▶ _Given information_:
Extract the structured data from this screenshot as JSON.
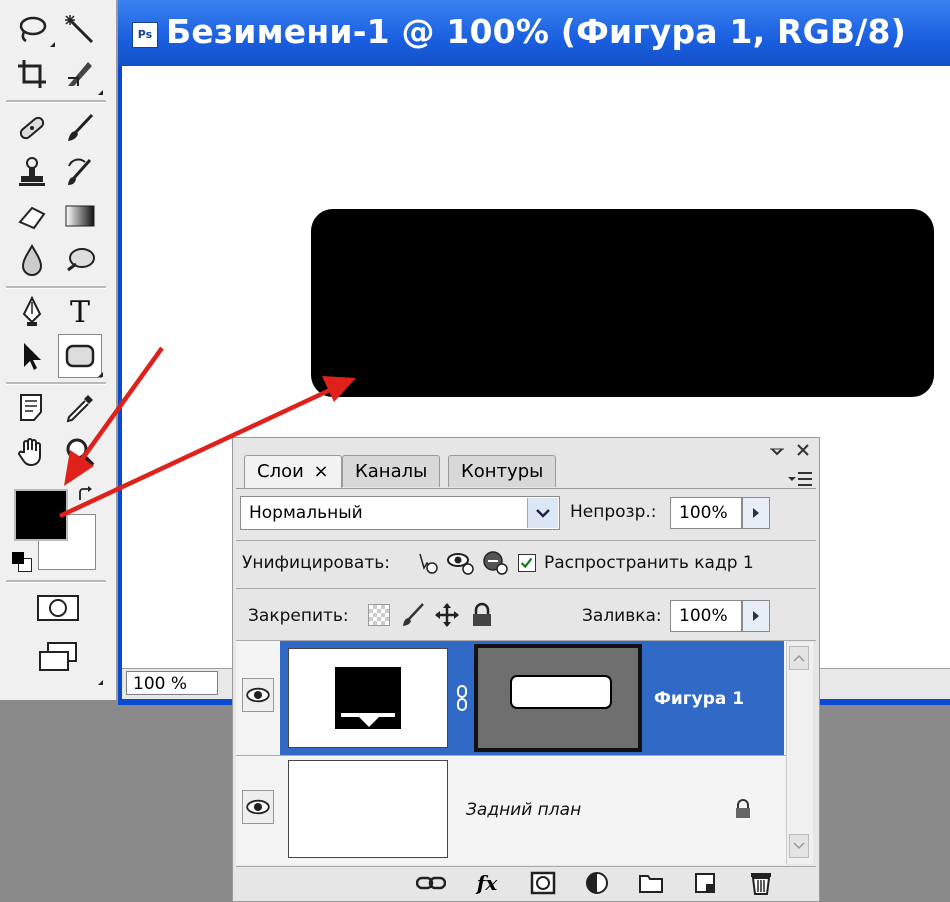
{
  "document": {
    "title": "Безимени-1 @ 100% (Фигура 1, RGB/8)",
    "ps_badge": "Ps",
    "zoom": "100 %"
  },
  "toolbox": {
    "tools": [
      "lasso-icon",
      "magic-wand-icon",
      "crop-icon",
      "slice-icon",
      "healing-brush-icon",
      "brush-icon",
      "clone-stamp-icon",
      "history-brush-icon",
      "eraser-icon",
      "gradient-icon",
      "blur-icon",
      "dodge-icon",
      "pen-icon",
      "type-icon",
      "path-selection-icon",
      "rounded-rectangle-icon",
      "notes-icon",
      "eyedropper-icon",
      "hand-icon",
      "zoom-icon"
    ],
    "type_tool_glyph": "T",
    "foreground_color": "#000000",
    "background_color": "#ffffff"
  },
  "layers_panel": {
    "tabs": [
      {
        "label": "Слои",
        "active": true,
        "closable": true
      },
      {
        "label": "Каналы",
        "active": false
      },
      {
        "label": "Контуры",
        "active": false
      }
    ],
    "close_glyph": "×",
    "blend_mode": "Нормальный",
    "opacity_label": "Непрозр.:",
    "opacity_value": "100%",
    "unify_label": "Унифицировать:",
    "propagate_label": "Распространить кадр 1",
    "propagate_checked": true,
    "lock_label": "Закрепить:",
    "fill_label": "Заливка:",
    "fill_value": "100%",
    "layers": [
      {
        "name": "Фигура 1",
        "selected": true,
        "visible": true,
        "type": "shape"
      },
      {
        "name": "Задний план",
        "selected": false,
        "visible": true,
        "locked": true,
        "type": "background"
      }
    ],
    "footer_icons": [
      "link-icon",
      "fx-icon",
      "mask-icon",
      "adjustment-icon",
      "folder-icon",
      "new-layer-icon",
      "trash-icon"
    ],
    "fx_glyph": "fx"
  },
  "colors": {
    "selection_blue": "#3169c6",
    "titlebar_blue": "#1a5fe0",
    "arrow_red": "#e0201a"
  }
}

▶ _Written task_: Write the entries above out again exactly, but not the pictures.

▶ _Answer below_:
Extract the structured data from this screenshot as JSON.
{
  "document": {
    "title": "Безимени-1 @ 100% (Фигура 1, RGB/8)",
    "ps_badge": "Ps",
    "zoom": "100 %"
  },
  "toolbox": {
    "tools": [
      "lasso-icon",
      "magic-wand-icon",
      "crop-icon",
      "slice-icon",
      "healing-brush-icon",
      "brush-icon",
      "clone-stamp-icon",
      "history-brush-icon",
      "eraser-icon",
      "gradient-icon",
      "blur-icon",
      "dodge-icon",
      "pen-icon",
      "type-icon",
      "path-selection-icon",
      "rounded-rectangle-icon",
      "notes-icon",
      "eyedropper-icon",
      "hand-icon",
      "zoom-icon"
    ],
    "type_tool_glyph": "T",
    "foreground_color": "#000000",
    "background_color": "#ffffff"
  },
  "layers_panel": {
    "tabs": [
      {
        "label": "Слои",
        "active": true,
        "closable": true
      },
      {
        "label": "Каналы",
        "active": false
      },
      {
        "label": "Контуры",
        "active": false
      }
    ],
    "close_glyph": "×",
    "blend_mode": "Нормальный",
    "opacity_label": "Непрозр.:",
    "opacity_value": "100%",
    "unify_label": "Унифицировать:",
    "propagate_label": "Распространить кадр 1",
    "propagate_checked": true,
    "lock_label": "Закрепить:",
    "fill_label": "Заливка:",
    "fill_value": "100%",
    "layers": [
      {
        "name": "Фигура 1",
        "selected": true,
        "visible": true,
        "type": "shape"
      },
      {
        "name": "Задний план",
        "selected": false,
        "visible": true,
        "locked": true,
        "type": "background"
      }
    ],
    "footer_icons": [
      "link-icon",
      "fx-icon",
      "mask-icon",
      "adjustment-icon",
      "folder-icon",
      "new-layer-icon",
      "trash-icon"
    ],
    "fx_glyph": "fx"
  },
  "colors": {
    "selection_blue": "#3169c6",
    "titlebar_blue": "#1a5fe0",
    "arrow_red": "#e0201a"
  }
}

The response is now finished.